→ Aim of the task
Skip the pictures. Repeat everything else in the records word for word.

→ Data to process
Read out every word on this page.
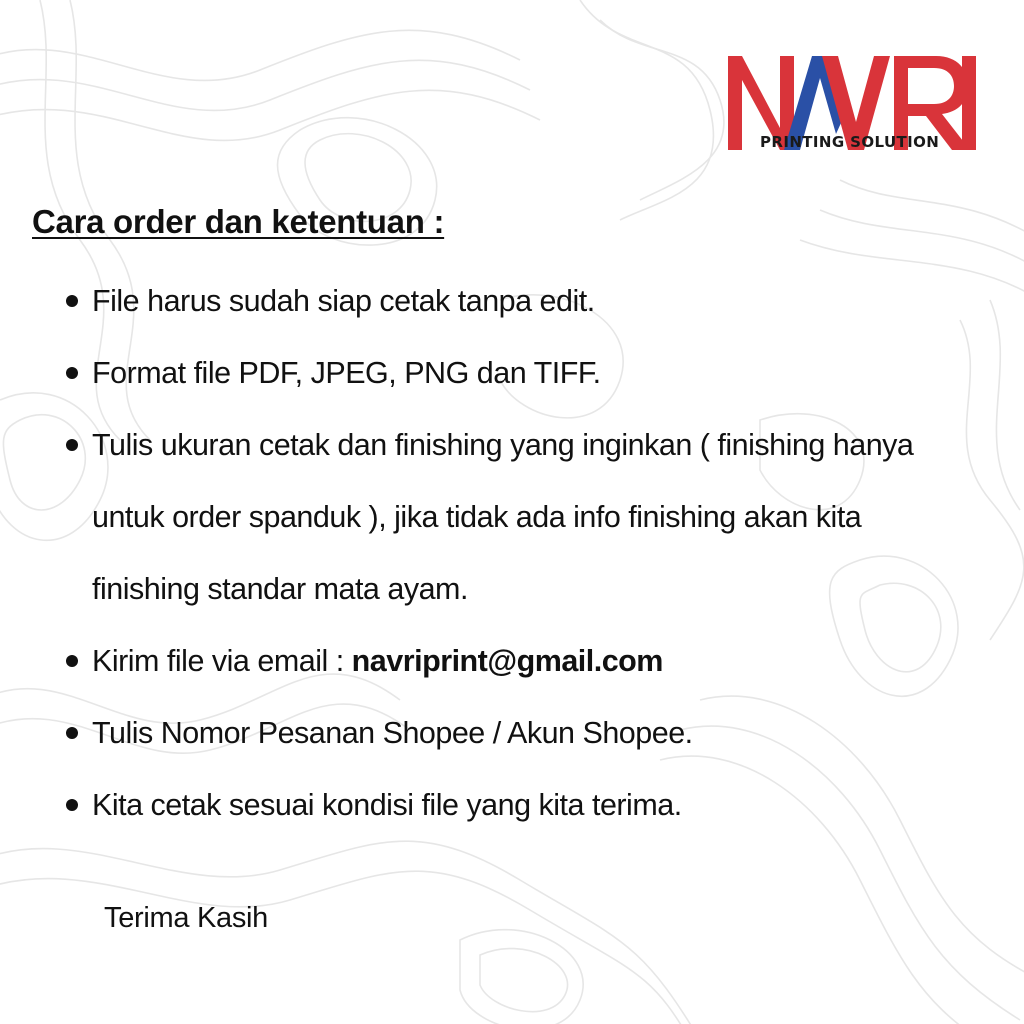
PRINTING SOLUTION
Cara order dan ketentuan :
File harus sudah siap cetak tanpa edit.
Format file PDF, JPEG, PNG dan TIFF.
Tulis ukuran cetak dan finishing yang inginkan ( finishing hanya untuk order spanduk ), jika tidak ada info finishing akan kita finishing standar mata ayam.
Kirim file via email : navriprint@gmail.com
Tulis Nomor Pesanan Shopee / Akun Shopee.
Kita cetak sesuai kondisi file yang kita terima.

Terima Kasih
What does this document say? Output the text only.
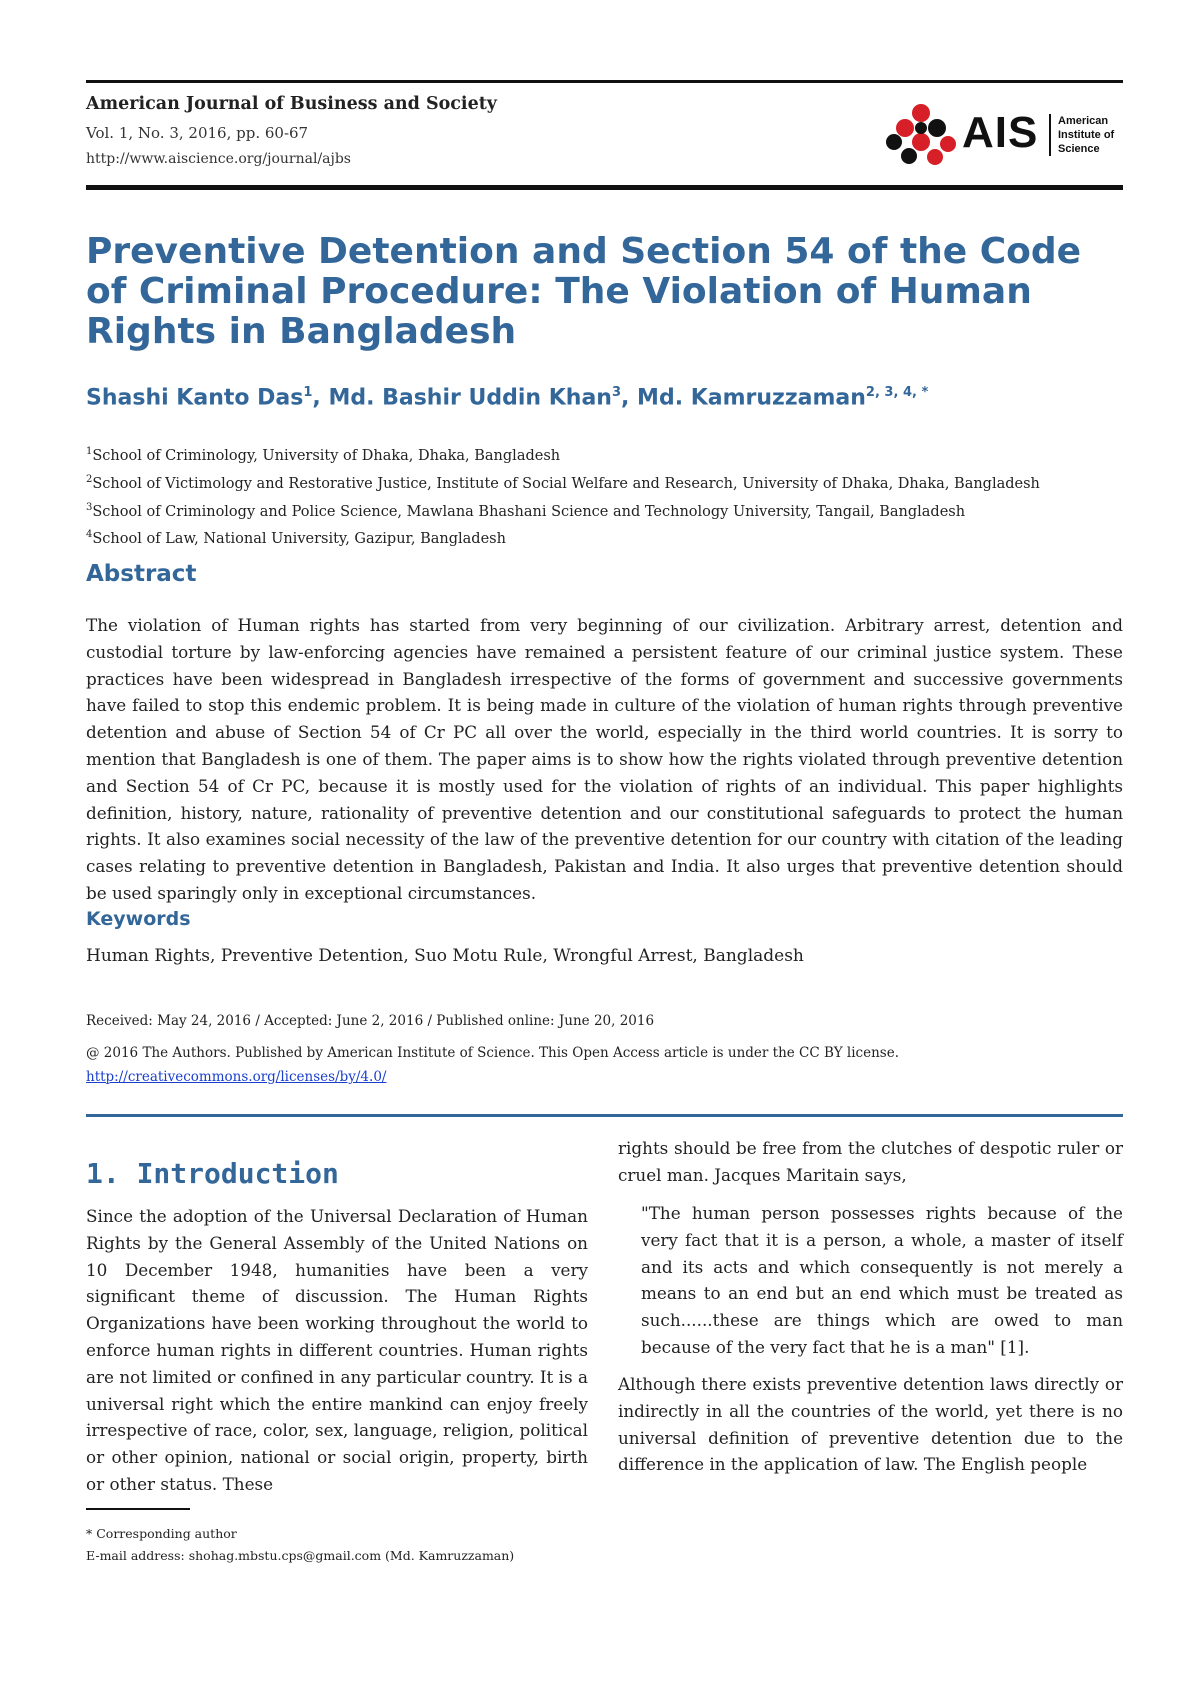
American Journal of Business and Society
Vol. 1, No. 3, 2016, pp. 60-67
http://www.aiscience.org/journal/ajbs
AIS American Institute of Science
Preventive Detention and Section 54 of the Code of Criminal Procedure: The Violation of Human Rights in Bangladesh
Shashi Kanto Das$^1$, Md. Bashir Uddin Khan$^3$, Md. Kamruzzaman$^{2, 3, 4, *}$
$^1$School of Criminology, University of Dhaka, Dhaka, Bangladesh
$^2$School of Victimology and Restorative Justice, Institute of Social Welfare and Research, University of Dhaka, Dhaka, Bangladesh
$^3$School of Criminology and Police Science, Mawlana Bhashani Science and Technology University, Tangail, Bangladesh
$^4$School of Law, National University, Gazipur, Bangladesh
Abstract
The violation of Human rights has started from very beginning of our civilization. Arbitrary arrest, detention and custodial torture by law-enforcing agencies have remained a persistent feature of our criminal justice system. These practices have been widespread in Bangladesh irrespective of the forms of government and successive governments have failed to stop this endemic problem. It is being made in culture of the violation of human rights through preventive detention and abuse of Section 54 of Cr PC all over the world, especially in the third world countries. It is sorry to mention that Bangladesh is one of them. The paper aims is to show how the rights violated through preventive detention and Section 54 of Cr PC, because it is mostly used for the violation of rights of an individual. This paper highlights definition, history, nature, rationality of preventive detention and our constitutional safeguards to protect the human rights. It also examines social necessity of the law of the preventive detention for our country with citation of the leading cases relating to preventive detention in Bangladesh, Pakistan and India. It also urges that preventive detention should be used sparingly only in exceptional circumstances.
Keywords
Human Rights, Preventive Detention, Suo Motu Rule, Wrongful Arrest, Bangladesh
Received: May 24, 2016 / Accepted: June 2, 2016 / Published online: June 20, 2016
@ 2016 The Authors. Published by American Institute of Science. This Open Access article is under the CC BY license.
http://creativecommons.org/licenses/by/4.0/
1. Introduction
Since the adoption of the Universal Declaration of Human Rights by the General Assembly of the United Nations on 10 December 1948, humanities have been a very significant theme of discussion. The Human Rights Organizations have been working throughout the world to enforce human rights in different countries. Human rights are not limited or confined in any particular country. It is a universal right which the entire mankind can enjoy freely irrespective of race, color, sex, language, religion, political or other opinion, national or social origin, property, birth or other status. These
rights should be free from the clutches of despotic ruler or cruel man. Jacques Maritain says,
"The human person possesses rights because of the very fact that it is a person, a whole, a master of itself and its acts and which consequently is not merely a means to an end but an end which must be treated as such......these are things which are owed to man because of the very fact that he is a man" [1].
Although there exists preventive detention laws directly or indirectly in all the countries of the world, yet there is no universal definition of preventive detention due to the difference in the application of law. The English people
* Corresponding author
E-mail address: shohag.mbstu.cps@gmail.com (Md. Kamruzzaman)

→ Written answer
Read out every word on this page.
PRINTING SOLUTION
Cara order dan ketentuan :
File harus sudah siap cetak tanpa edit.
Format file PDF, JPEG, PNG dan TIFF.
Tulis ukuran cetak dan finishing yang inginkan ( finishing hanya untuk order spanduk ), jika tidak ada info finishing akan kita finishing standar mata ayam.
Kirim file via email : navriprint@gmail.com
Tulis Nomor Pesanan Shopee / Akun Shopee.
Kita cetak sesuai kondisi file yang kita terima.

Terima Kasih
What does this document say? Output the text only.
American Journal of Business and Society
Vol. 1, No. 3, 2016, pp. 60-67
http://www.aiscience.org/journal/ajbs
AIS American Institute of Science
Preventive Detention and Section 54 of the Code of Criminal Procedure: The Violation of Human Rights in Bangladesh
Shashi Kanto Das$^1$, Md. Bashir Uddin Khan$^3$, Md. Kamruzzaman$^{2, 3, 4, *}$
$^1$School of Criminology, University of Dhaka, Dhaka, Bangladesh
$^2$School of Victimology and Restorative Justice, Institute of Social Welfare and Research, University of Dhaka, Dhaka, Bangladesh
$^3$School of Criminology and Police Science, Mawlana Bhashani Science and Technology University, Tangail, Bangladesh
$^4$School of Law, National University, Gazipur, Bangladesh
Abstract
The violation of Human rights has started from very beginning of our civilization. Arbitrary arrest, detention and custodial torture by law-enforcing agencies have remained a persistent feature of our criminal justice system. These practices have been widespread in Bangladesh irrespective of the forms of government and successive governments have failed to stop this endemic problem. It is being made in culture of the violation of human rights through preventive detention and abuse of Section 54 of Cr PC all over the world, especially in the third world countries. It is sorry to mention that Bangladesh is one of them. The paper aims is to show how the rights violated through preventive detention and Section 54 of Cr PC, because it is mostly used for the violation of rights of an individual. This paper highlights definition, history, nature, rationality of preventive detention and our constitutional safeguards to protect the human rights. It also examines social necessity of the law of the preventive detention for our country with citation of the leading cases relating to preventive detention in Bangladesh, Pakistan and India. It also urges that preventive detention should be used sparingly only in exceptional circumstances.
Keywords
Human Rights, Preventive Detention, Suo Motu Rule, Wrongful Arrest, Bangladesh
Received: May 24, 2016 / Accepted: June 2, 2016 / Published online: June 20, 2016
@ 2016 The Authors. Published by American Institute of Science. This Open Access article is under the CC BY license.
http://creativecommons.org/licenses/by/4.0/
1. Introduction
Since the adoption of the Universal Declaration of Human Rights by the General Assembly of the United Nations on 10 December 1948, humanities have been a very significant theme of discussion. The Human Rights Organizations have been working throughout the world to enforce human rights in different countries. Human rights are not limited or confined in any particular country. It is a universal right which the entire mankind can enjoy freely irrespective of race, color, sex, language, religion, political or other opinion, national or social origin, property, birth or other status. These
rights should be free from the clutches of despotic ruler or cruel man. Jacques Maritain says,
"The human person possesses rights because of the very fact that it is a person, a whole, a master of itself and its acts and which consequently is not merely a means to an end but an end which must be treated as such......these are things which are owed to man because of the very fact that he is a man" [1].
Although there exists preventive detention laws directly or indirectly in all the countries of the world, yet there is no universal definition of preventive detention due to the difference in the application of law. The English people
* Corresponding author
E-mail address: shohag.mbstu.cps@gmail.com (Md. Kamruzzaman)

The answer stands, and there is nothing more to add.